_THE PROBLEM_
Give the entries again exactly, every one of them.

── DATASET EXCERPTS ──

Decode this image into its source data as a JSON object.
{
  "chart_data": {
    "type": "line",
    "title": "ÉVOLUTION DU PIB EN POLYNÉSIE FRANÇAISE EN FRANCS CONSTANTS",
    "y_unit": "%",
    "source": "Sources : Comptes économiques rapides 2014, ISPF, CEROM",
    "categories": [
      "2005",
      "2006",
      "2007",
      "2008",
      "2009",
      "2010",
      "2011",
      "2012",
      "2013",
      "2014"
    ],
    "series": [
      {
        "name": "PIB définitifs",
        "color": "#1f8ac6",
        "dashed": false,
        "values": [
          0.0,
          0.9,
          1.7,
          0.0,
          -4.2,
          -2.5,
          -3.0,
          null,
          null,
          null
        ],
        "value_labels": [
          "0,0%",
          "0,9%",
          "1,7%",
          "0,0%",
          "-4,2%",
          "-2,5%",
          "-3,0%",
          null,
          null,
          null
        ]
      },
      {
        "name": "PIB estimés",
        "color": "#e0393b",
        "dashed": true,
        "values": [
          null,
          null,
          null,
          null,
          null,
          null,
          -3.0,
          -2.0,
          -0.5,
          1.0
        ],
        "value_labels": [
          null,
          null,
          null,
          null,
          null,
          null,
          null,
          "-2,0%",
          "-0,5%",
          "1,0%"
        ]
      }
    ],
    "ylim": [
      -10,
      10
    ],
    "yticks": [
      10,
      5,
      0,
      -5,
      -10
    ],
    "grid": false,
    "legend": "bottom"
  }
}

───

_TASK ANSWER_
Decode this image into its source data as a JSON object.
{
  "chart_data": {
    "type": "line",
    "title": "ÉVOLUTION DU PIB EN POLYNÉSIE FRANÇAISE EN FRANCS CONSTANTS",
    "y_unit": "%",
    "source": "Sources : Comptes économiques rapides 2014, ISPF, CEROM",
    "categories": [
      "2005",
      "2006",
      "2007",
      "2008",
      "2009",
      "2010",
      "2011",
      "2012",
      "2013",
      "2014"
    ],
    "series": [
      {
        "name": "PIB définitifs",
        "color": "#1f8ac6",
        "dashed": false,
        "values": [
          0.0,
          0.9,
          1.7,
          0.0,
          -4.2,
          -2.5,
          -3.0,
          null,
          null,
          null
        ],
        "value_labels": [
          "0,0%",
          "0,9%",
          "1,7%",
          "0,0%",
          "-4,2%",
          "-2,5%",
          "-3,0%",
          null,
          null,
          null
        ]
      },
      {
        "name": "PIB estimés",
        "color": "#e0393b",
        "dashed": true,
        "values": [
          null,
          null,
          null,
          null,
          null,
          null,
          -3.0,
          -2.0,
          -0.5,
          1.0
        ],
        "value_labels": [
          null,
          null,
          null,
          null,
          null,
          null,
          null,
          "-2,0%",
          "-0,5%",
          "1,0%"
        ]
      }
    ],
    "ylim": [
      -10,
      10
    ],
    "yticks": [
      10,
      5,
      0,
      -5,
      -10
    ],
    "grid": false,
    "legend": "bottom"
  }
}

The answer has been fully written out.